**Task requirements:**
Wherever the word "szerint" shows up in a line, please copy that line.

**Records supplied:**
☆ ☆ ☆ ☆ ☆ ☆ ☆

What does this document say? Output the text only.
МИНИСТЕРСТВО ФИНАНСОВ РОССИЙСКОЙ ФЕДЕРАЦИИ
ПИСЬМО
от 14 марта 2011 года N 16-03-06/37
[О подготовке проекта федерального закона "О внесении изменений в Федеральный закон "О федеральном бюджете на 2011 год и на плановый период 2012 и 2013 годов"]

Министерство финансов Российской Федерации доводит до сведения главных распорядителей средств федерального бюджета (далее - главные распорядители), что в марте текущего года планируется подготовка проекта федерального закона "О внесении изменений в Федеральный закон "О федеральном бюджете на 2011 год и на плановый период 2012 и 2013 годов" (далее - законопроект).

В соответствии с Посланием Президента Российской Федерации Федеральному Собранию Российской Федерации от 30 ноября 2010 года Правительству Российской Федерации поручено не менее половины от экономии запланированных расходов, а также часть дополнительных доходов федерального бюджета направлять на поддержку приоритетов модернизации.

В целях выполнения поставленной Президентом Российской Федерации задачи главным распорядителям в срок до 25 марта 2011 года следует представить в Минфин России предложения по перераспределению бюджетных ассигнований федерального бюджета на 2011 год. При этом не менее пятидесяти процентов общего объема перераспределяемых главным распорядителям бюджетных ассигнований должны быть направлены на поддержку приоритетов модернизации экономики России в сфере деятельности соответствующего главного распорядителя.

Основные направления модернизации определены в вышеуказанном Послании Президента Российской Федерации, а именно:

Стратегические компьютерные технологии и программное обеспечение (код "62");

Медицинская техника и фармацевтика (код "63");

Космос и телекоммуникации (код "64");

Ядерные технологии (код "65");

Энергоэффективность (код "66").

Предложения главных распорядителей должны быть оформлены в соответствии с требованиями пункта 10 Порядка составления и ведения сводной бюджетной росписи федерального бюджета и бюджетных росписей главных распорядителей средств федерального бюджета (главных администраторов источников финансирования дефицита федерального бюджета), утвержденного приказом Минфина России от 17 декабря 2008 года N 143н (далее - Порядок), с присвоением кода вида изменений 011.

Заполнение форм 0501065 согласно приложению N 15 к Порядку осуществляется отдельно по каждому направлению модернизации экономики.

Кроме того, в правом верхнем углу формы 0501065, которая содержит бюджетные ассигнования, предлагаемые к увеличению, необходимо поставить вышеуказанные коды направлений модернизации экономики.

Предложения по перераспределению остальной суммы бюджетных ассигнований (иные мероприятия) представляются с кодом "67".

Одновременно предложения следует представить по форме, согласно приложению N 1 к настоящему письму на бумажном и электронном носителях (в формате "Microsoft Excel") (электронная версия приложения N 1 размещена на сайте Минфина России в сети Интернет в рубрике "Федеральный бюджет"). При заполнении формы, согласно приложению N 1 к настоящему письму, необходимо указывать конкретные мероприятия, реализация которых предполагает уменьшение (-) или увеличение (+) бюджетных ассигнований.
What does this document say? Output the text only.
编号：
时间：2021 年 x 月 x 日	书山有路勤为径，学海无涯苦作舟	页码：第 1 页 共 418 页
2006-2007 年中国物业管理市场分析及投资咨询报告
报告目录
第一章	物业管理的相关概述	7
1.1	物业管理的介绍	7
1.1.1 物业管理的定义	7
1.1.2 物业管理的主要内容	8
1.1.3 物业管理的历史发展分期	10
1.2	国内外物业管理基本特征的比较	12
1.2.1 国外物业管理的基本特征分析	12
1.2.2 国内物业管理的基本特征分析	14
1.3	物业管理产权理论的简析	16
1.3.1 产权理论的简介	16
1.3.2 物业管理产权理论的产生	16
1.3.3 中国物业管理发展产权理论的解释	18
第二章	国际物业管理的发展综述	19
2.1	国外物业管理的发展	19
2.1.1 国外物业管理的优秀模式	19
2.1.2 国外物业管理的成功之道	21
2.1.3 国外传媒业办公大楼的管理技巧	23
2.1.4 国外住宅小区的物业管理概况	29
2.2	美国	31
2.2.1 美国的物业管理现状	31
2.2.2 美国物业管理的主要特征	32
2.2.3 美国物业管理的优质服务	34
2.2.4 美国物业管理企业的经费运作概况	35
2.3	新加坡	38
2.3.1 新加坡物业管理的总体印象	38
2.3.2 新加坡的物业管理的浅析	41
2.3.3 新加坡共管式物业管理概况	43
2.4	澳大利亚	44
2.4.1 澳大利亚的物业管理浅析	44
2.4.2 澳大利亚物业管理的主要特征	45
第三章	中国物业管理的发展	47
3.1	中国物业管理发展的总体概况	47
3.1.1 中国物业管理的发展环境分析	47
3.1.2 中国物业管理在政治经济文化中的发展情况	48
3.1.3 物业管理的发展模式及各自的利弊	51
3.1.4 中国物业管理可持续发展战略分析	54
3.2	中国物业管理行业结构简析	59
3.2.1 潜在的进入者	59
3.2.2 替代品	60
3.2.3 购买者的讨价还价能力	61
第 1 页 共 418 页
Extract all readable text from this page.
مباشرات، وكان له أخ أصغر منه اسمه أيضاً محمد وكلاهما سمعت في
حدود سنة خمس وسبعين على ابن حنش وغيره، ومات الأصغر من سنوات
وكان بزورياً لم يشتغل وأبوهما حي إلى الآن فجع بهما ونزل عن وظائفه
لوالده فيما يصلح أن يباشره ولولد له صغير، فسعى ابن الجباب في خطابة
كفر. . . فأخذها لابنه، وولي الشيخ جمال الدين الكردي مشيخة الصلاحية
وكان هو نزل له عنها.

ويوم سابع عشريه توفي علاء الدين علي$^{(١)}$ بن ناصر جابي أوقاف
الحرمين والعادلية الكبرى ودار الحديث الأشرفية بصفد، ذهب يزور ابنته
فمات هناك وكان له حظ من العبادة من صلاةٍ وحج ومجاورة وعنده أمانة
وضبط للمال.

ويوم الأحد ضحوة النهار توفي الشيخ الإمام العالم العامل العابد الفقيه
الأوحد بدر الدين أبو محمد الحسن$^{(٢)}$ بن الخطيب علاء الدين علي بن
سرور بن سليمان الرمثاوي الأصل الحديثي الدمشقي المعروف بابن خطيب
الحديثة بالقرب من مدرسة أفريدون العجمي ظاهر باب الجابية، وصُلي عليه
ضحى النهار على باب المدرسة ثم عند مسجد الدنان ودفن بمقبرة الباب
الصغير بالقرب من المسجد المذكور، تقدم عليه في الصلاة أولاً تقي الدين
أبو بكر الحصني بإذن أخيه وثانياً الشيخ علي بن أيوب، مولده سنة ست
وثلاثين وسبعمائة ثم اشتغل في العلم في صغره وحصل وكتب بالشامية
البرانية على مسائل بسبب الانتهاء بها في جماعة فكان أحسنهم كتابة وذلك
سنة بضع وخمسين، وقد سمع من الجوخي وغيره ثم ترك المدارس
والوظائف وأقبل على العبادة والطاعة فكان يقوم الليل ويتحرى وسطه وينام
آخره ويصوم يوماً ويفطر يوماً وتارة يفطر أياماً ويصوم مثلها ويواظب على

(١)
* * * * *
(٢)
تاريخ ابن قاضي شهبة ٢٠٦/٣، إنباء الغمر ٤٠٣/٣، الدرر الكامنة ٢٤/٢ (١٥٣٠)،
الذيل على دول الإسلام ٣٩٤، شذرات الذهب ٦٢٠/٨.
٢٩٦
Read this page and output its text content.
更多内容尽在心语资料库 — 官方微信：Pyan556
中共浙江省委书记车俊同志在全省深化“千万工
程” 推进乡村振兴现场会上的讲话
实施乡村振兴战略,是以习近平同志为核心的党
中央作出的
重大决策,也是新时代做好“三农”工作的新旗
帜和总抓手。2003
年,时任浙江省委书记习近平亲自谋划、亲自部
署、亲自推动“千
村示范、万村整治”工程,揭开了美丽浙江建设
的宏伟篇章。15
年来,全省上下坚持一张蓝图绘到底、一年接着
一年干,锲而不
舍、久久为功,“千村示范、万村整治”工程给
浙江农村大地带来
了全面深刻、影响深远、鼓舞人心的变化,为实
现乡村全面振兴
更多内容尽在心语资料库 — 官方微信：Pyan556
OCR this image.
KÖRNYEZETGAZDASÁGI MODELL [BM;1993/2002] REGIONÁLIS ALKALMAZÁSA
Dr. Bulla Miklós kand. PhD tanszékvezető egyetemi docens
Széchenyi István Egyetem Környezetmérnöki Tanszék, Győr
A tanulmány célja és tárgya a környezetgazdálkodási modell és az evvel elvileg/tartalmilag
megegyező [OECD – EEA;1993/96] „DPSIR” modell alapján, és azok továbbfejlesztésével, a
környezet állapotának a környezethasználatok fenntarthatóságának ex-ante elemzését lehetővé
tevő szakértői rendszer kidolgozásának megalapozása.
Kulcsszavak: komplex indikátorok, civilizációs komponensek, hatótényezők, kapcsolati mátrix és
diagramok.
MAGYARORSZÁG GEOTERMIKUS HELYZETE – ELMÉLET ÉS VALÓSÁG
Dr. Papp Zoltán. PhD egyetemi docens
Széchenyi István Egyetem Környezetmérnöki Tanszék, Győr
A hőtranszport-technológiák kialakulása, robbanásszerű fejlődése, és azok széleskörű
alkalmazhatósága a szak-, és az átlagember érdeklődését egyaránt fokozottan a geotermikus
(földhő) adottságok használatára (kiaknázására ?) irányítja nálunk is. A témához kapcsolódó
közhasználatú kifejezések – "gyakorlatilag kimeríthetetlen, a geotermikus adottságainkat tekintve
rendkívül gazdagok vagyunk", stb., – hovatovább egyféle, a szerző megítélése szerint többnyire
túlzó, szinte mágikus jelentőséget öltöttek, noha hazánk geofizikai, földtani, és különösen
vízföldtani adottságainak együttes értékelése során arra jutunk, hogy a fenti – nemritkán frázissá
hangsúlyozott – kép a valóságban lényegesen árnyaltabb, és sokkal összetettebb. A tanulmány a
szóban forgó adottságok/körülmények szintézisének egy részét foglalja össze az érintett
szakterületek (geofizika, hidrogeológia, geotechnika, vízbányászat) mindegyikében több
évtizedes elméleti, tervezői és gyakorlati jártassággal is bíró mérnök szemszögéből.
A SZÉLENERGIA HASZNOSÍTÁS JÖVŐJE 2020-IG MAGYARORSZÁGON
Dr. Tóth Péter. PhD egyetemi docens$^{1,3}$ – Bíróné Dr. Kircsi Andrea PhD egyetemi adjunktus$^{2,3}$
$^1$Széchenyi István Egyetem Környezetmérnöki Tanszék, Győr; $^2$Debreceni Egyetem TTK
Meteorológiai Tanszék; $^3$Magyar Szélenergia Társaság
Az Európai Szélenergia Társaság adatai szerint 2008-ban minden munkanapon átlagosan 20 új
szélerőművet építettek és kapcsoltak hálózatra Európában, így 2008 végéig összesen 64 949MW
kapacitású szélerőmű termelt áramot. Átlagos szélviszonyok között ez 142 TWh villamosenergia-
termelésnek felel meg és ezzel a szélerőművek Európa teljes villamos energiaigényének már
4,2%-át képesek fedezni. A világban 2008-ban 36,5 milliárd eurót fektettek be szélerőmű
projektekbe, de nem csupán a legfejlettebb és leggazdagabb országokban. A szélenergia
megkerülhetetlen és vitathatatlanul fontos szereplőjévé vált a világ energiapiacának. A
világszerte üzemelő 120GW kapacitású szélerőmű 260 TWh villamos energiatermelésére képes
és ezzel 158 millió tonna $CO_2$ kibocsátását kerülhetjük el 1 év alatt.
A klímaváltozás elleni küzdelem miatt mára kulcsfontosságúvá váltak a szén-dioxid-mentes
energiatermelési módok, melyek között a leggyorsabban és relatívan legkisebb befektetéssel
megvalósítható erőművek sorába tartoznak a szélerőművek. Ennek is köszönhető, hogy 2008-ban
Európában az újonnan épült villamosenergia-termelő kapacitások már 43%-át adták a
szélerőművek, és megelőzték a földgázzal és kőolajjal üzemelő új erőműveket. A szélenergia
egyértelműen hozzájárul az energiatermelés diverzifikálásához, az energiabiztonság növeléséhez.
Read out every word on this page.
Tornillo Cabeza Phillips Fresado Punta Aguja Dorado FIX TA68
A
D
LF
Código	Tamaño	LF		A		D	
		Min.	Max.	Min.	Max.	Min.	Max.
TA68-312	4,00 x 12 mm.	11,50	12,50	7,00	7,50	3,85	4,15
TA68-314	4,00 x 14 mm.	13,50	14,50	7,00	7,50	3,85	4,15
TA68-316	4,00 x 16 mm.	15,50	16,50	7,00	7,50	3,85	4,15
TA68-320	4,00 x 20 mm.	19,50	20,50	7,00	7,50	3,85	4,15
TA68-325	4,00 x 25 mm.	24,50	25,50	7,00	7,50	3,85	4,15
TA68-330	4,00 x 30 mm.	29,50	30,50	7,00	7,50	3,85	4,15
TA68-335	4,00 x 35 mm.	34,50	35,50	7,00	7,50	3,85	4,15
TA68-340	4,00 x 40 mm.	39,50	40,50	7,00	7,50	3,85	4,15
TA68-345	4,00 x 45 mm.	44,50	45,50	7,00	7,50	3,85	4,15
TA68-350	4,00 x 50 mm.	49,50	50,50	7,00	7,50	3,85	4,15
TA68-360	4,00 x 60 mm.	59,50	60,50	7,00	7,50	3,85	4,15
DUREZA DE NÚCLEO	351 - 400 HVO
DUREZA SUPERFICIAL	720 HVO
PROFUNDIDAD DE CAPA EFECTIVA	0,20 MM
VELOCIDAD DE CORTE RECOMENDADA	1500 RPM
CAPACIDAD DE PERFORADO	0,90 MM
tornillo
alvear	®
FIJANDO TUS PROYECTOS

☆ ☆ ☆ ☆ ☆ ☆ ☆

**Answer for the task:**
rendkívül gazdagok vagyunk", stb., – hovatovább egyféle, a szerző megítélése szerint többnyire
Az Európai Szélenergia Társaság adatai szerint 2008-ban minden munkanapon átlagosan 20 új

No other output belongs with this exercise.